Quote each line of the material verbatim, without the pictures.

-------------------------

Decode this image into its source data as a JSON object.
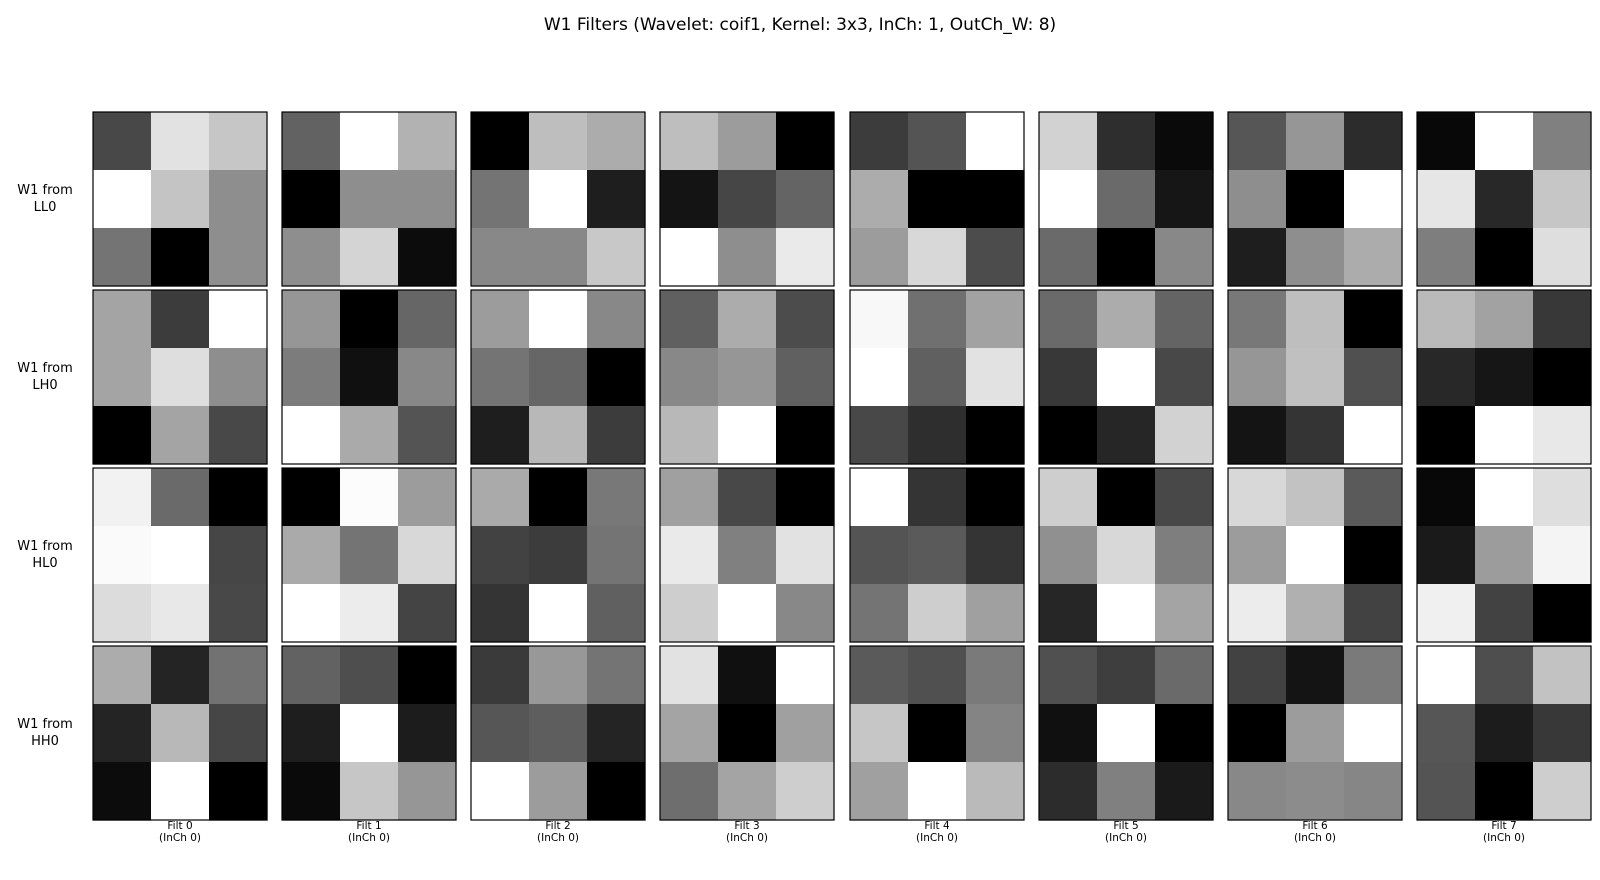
{
  "chart_data": {
    "type": "heatmap",
    "title": "W1 Filters (Wavelet: coif1, Kernel: 3x3, InCh: 1, OutCh_W: 8)",
    "colormap": "gray",
    "value_range": [
      0,
      255
    ],
    "rows": [
      {
        "label_line1": "W1 from",
        "label_line2": "LL0"
      },
      {
        "label_line1": "W1 from",
        "label_line2": "LH0"
      },
      {
        "label_line1": "W1 from",
        "label_line2": "HL0"
      },
      {
        "label_line1": "W1 from",
        "label_line2": "HH0"
      }
    ],
    "columns": [
      {
        "label_line1": "Filt 0",
        "label_line2": "(InCh 0)"
      },
      {
        "label_line1": "Filt 1",
        "label_line2": "(InCh 0)"
      },
      {
        "label_line1": "Filt 2",
        "label_line2": "(InCh 0)"
      },
      {
        "label_line1": "Filt 3",
        "label_line2": "(InCh 0)"
      },
      {
        "label_line1": "Filt 4",
        "label_line2": "(InCh 0)"
      },
      {
        "label_line1": "Filt 5",
        "label_line2": "(InCh 0)"
      },
      {
        "label_line1": "Filt 6",
        "label_line2": "(InCh 0)"
      },
      {
        "label_line1": "Filt 7",
        "label_line2": "(InCh 0)"
      }
    ],
    "filters": [
      [
        [
          [
            72,
            226,
            198
          ],
          [
            255,
            196,
            142
          ],
          [
            116,
            0,
            142
          ]
        ],
        [
          [
            98,
            255,
            178
          ],
          [
            0,
            142,
            142
          ],
          [
            142,
            212,
            12
          ]
        ],
        [
          [
            0,
            190,
            172
          ],
          [
            116,
            255,
            30
          ],
          [
            136,
            136,
            200
          ]
        ],
        [
          [
            190,
            156,
            0
          ],
          [
            20,
            70,
            100
          ],
          [
            255,
            142,
            234
          ]
        ],
        [
          [
            60,
            84,
            255
          ],
          [
            172,
            0,
            0
          ],
          [
            156,
            216,
            76
          ]
        ],
        [
          [
            210,
            46,
            10
          ],
          [
            255,
            106,
            22
          ],
          [
            106,
            0,
            136
          ]
        ],
        [
          [
            86,
            150,
            44
          ],
          [
            142,
            0,
            255
          ],
          [
            30,
            142,
            172
          ]
        ],
        [
          [
            8,
            255,
            128
          ],
          [
            230,
            40,
            198
          ],
          [
            126,
            0,
            222
          ]
        ]
      ],
      [
        [
          [
            164,
            60,
            255
          ],
          [
            164,
            222,
            142
          ],
          [
            0,
            164,
            72
          ]
        ],
        [
          [
            150,
            0,
            102
          ],
          [
            124,
            16,
            136
          ],
          [
            255,
            170,
            84
          ]
        ],
        [
          [
            156,
            255,
            136
          ],
          [
            116,
            102,
            0
          ],
          [
            30,
            184,
            60
          ]
        ],
        [
          [
            96,
            172,
            76
          ],
          [
            136,
            150,
            96
          ],
          [
            184,
            255,
            0
          ]
        ],
        [
          [
            248,
            112,
            162
          ],
          [
            255,
            96,
            226
          ],
          [
            72,
            46,
            0
          ]
        ],
        [
          [
            106,
            172,
            100
          ],
          [
            56,
            255,
            72
          ],
          [
            0,
            38,
            210
          ]
        ],
        [
          [
            120,
            190,
            0
          ],
          [
            150,
            192,
            80
          ],
          [
            20,
            52,
            255
          ]
        ],
        [
          [
            186,
            162,
            56
          ],
          [
            40,
            22,
            0
          ],
          [
            0,
            255,
            232
          ]
        ]
      ],
      [
        [
          [
            242,
            106,
            0
          ],
          [
            250,
            255,
            70
          ],
          [
            220,
            232,
            72
          ]
        ],
        [
          [
            0,
            252,
            156
          ],
          [
            170,
            116,
            216
          ],
          [
            255,
            236,
            68
          ]
        ],
        [
          [
            170,
            0,
            120
          ],
          [
            66,
            60,
            116
          ],
          [
            52,
            255,
            96
          ]
        ],
        [
          [
            160,
            72,
            0
          ],
          [
            234,
            128,
            226
          ],
          [
            206,
            255,
            136
          ]
        ],
        [
          [
            255,
            52,
            0
          ],
          [
            84,
            90,
            52
          ],
          [
            116,
            206,
            160
          ]
        ],
        [
          [
            206,
            0,
            72
          ],
          [
            144,
            216,
            126
          ],
          [
            38,
            255,
            164
          ]
        ],
        [
          [
            216,
            194,
            90
          ],
          [
            156,
            255,
            0
          ],
          [
            236,
            176,
            66
          ]
        ],
        [
          [
            8,
            255,
            222
          ],
          [
            26,
            156,
            244
          ],
          [
            240,
            66,
            0
          ]
        ]
      ],
      [
        [
          [
            172,
            36,
            114
          ],
          [
            36,
            184,
            70
          ],
          [
            12,
            255,
            0
          ]
        ],
        [
          [
            98,
            78,
            0
          ],
          [
            30,
            255,
            28
          ],
          [
            10,
            198,
            150
          ]
        ],
        [
          [
            58,
            152,
            116
          ],
          [
            86,
            94,
            36
          ],
          [
            255,
            156,
            0
          ]
        ],
        [
          [
            226,
            16,
            255
          ],
          [
            164,
            0,
            160
          ],
          [
            110,
            164,
            206
          ]
        ],
        [
          [
            90,
            80,
            122
          ],
          [
            198,
            0,
            132
          ],
          [
            160,
            255,
            186
          ]
        ],
        [
          [
            80,
            62,
            106
          ],
          [
            16,
            255,
            0
          ],
          [
            44,
            128,
            26
          ]
        ],
        [
          [
            66,
            20,
            122
          ],
          [
            0,
            156,
            255
          ],
          [
            136,
            140,
            134
          ]
        ],
        [
          [
            255,
            78,
            194
          ],
          [
            86,
            28,
            56
          ],
          [
            84,
            0,
            206
          ]
        ]
      ]
    ]
  }
}
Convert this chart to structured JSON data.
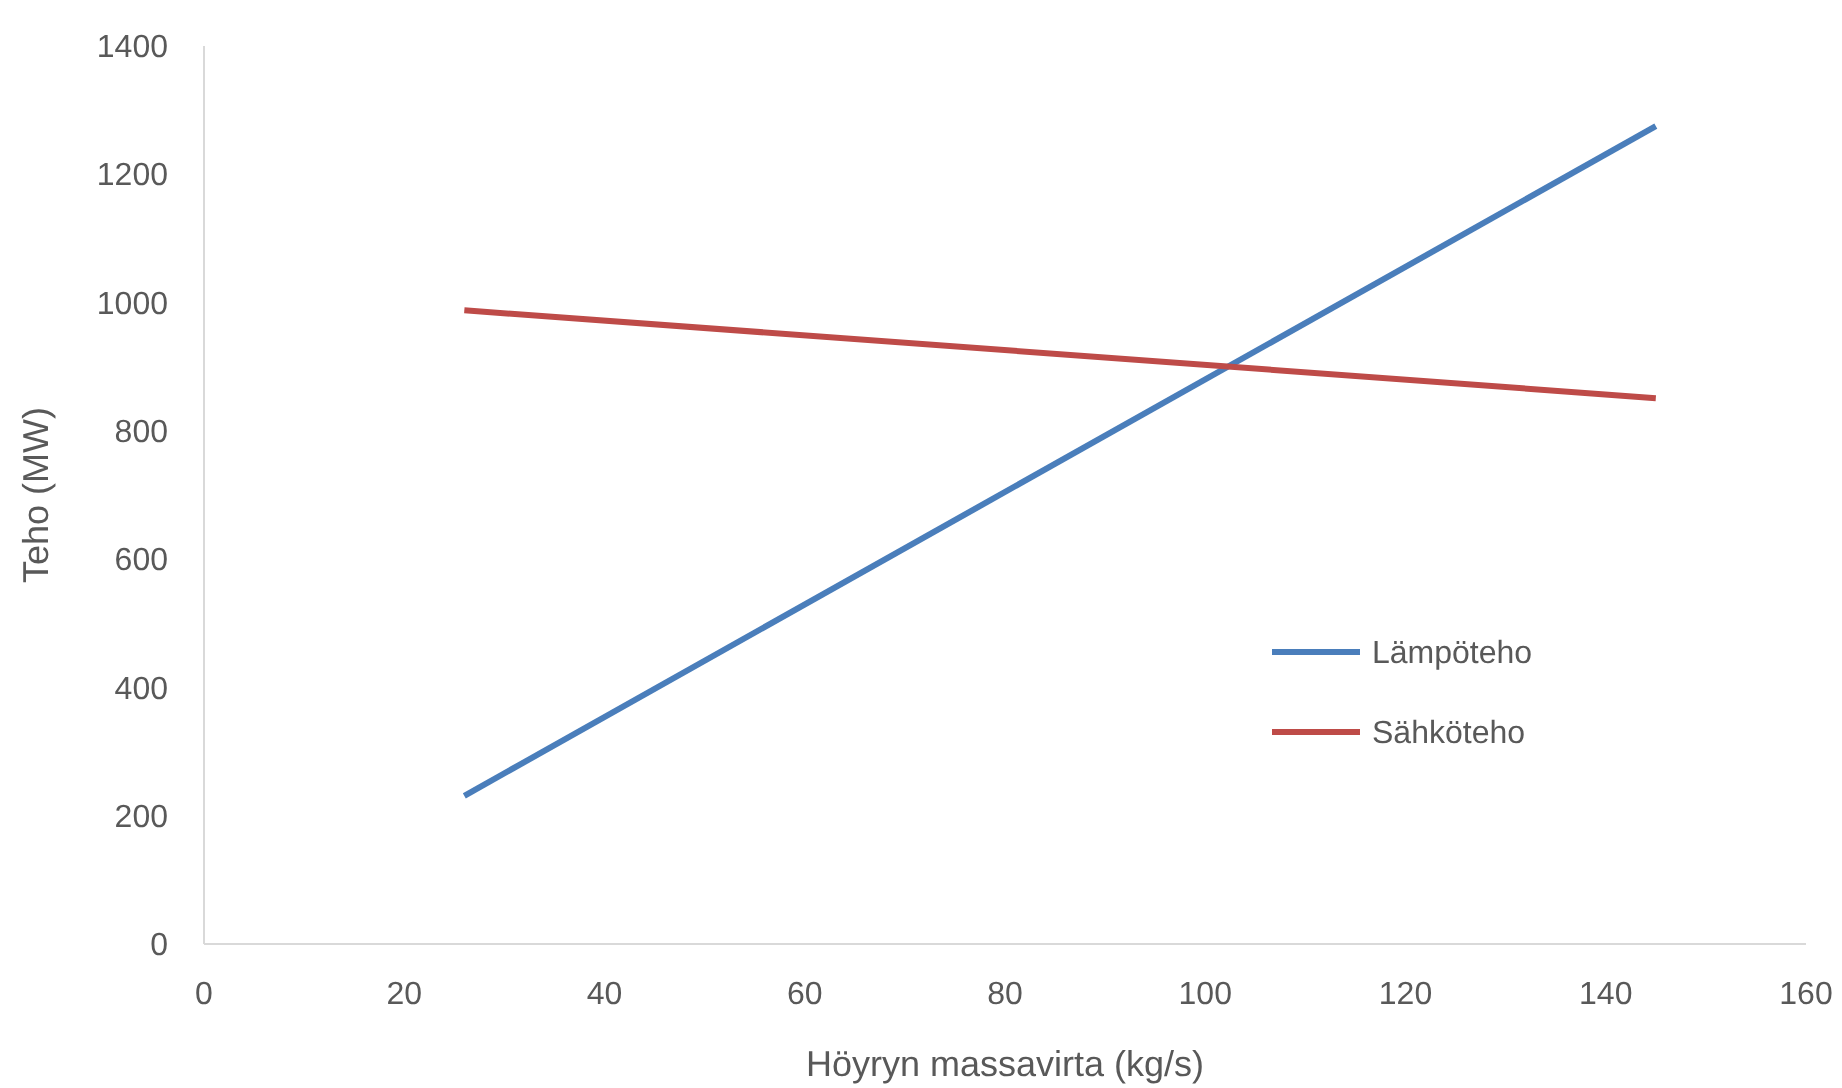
{
  "chart_data": {
    "type": "line",
    "xlabel": "Höyryn massavirta (kg/s)",
    "ylabel": "Teho (MW)",
    "xlim": [
      0,
      160
    ],
    "xticks": [
      0,
      20,
      40,
      60,
      80,
      100,
      120,
      140,
      160
    ],
    "ylim": [
      0,
      1400
    ],
    "yticks": [
      0,
      200,
      400,
      600,
      800,
      1000,
      1200,
      1400
    ],
    "x": [
      26,
      145
    ],
    "grid": false,
    "legend": "right",
    "marker": "none",
    "line_style": "solid",
    "series": [
      {
        "name": "Lämpöteho",
        "color": "#4a7ebb",
        "values": [
          231,
          1275
        ]
      },
      {
        "name": "Sähköteho",
        "color": "#be4b48",
        "values": [
          988,
          851
        ]
      }
    ]
  }
}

-------------------------

== Result of this exercise ==
Decode this image into its source data as a JSON object.
{
  "chart_data": {
    "type": "heatmap",
    "title": "W1 Filters (Wavelet: coif1, Kernel: 3x3, InCh: 1, OutCh_W: 8)",
    "colormap": "gray",
    "value_range": [
      0,
      255
    ],
    "rows": [
      {
        "label_line1": "W1 from",
        "label_line2": "LL0"
      },
      {
        "label_line1": "W1 from",
        "label_line2": "LH0"
      },
      {
        "label_line1": "W1 from",
        "label_line2": "HL0"
      },
      {
        "label_line1": "W1 from",
        "label_line2": "HH0"
      }
    ],
    "columns": [
      {
        "label_line1": "Filt 0",
        "label_line2": "(InCh 0)"
      },
      {
        "label_line1": "Filt 1",
        "label_line2": "(InCh 0)"
      },
      {
        "label_line1": "Filt 2",
        "label_line2": "(InCh 0)"
      },
      {
        "label_line1": "Filt 3",
        "label_line2": "(InCh 0)"
      },
      {
        "label_line1": "Filt 4",
        "label_line2": "(InCh 0)"
      },
      {
        "label_line1": "Filt 5",
        "label_line2": "(InCh 0)"
      },
      {
        "label_line1": "Filt 6",
        "label_line2": "(InCh 0)"
      },
      {
        "label_line1": "Filt 7",
        "label_line2": "(InCh 0)"
      }
    ],
    "filters": [
      [
        [
          [
            72,
            226,
            198
          ],
          [
            255,
            196,
            142
          ],
          [
            116,
            0,
            142
          ]
        ],
        [
          [
            98,
            255,
            178
          ],
          [
            0,
            142,
            142
          ],
          [
            142,
            212,
            12
          ]
        ],
        [
          [
            0,
            190,
            172
          ],
          [
            116,
            255,
            30
          ],
          [
            136,
            136,
            200
          ]
        ],
        [
          [
            190,
            156,
            0
          ],
          [
            20,
            70,
            100
          ],
          [
            255,
            142,
            234
          ]
        ],
        [
          [
            60,
            84,
            255
          ],
          [
            172,
            0,
            0
          ],
          [
            156,
            216,
            76
          ]
        ],
        [
          [
            210,
            46,
            10
          ],
          [
            255,
            106,
            22
          ],
          [
            106,
            0,
            136
          ]
        ],
        [
          [
            86,
            150,
            44
          ],
          [
            142,
            0,
            255
          ],
          [
            30,
            142,
            172
          ]
        ],
        [
          [
            8,
            255,
            128
          ],
          [
            230,
            40,
            198
          ],
          [
            126,
            0,
            222
          ]
        ]
      ],
      [
        [
          [
            164,
            60,
            255
          ],
          [
            164,
            222,
            142
          ],
          [
            0,
            164,
            72
          ]
        ],
        [
          [
            150,
            0,
            102
          ],
          [
            124,
            16,
            136
          ],
          [
            255,
            170,
            84
          ]
        ],
        [
          [
            156,
            255,
            136
          ],
          [
            116,
            102,
            0
          ],
          [
            30,
            184,
            60
          ]
        ],
        [
          [
            96,
            172,
            76
          ],
          [
            136,
            150,
            96
          ],
          [
            184,
            255,
            0
          ]
        ],
        [
          [
            248,
            112,
            162
          ],
          [
            255,
            96,
            226
          ],
          [
            72,
            46,
            0
          ]
        ],
        [
          [
            106,
            172,
            100
          ],
          [
            56,
            255,
            72
          ],
          [
            0,
            38,
            210
          ]
        ],
        [
          [
            120,
            190,
            0
          ],
          [
            150,
            192,
            80
          ],
          [
            20,
            52,
            255
          ]
        ],
        [
          [
            186,
            162,
            56
          ],
          [
            40,
            22,
            0
          ],
          [
            0,
            255,
            232
          ]
        ]
      ],
      [
        [
          [
            242,
            106,
            0
          ],
          [
            250,
            255,
            70
          ],
          [
            220,
            232,
            72
          ]
        ],
        [
          [
            0,
            252,
            156
          ],
          [
            170,
            116,
            216
          ],
          [
            255,
            236,
            68
          ]
        ],
        [
          [
            170,
            0,
            120
          ],
          [
            66,
            60,
            116
          ],
          [
            52,
            255,
            96
          ]
        ],
        [
          [
            160,
            72,
            0
          ],
          [
            234,
            128,
            226
          ],
          [
            206,
            255,
            136
          ]
        ],
        [
          [
            255,
            52,
            0
          ],
          [
            84,
            90,
            52
          ],
          [
            116,
            206,
            160
          ]
        ],
        [
          [
            206,
            0,
            72
          ],
          [
            144,
            216,
            126
          ],
          [
            38,
            255,
            164
          ]
        ],
        [
          [
            216,
            194,
            90
          ],
          [
            156,
            255,
            0
          ],
          [
            236,
            176,
            66
          ]
        ],
        [
          [
            8,
            255,
            222
          ],
          [
            26,
            156,
            244
          ],
          [
            240,
            66,
            0
          ]
        ]
      ],
      [
        [
          [
            172,
            36,
            114
          ],
          [
            36,
            184,
            70
          ],
          [
            12,
            255,
            0
          ]
        ],
        [
          [
            98,
            78,
            0
          ],
          [
            30,
            255,
            28
          ],
          [
            10,
            198,
            150
          ]
        ],
        [
          [
            58,
            152,
            116
          ],
          [
            86,
            94,
            36
          ],
          [
            255,
            156,
            0
          ]
        ],
        [
          [
            226,
            16,
            255
          ],
          [
            164,
            0,
            160
          ],
          [
            110,
            164,
            206
          ]
        ],
        [
          [
            90,
            80,
            122
          ],
          [
            198,
            0,
            132
          ],
          [
            160,
            255,
            186
          ]
        ],
        [
          [
            80,
            62,
            106
          ],
          [
            16,
            255,
            0
          ],
          [
            44,
            128,
            26
          ]
        ],
        [
          [
            66,
            20,
            122
          ],
          [
            0,
            156,
            255
          ],
          [
            136,
            140,
            134
          ]
        ],
        [
          [
            255,
            78,
            194
          ],
          [
            86,
            28,
            56
          ],
          [
            84,
            0,
            206
          ]
        ]
      ]
    ]
  }
}
Convert this chart to structured JSON data.
{
  "chart_data": {
    "type": "line",
    "xlabel": "Höyryn massavirta (kg/s)",
    "ylabel": "Teho (MW)",
    "xlim": [
      0,
      160
    ],
    "xticks": [
      0,
      20,
      40,
      60,
      80,
      100,
      120,
      140,
      160
    ],
    "ylim": [
      0,
      1400
    ],
    "yticks": [
      0,
      200,
      400,
      600,
      800,
      1000,
      1200,
      1400
    ],
    "x": [
      26,
      145
    ],
    "grid": false,
    "legend": "right",
    "marker": "none",
    "line_style": "solid",
    "series": [
      {
        "name": "Lämpöteho",
        "color": "#4a7ebb",
        "values": [
          231,
          1275
        ]
      },
      {
        "name": "Sähköteho",
        "color": "#be4b48",
        "values": [
          988,
          851
        ]
      }
    ]
  }
}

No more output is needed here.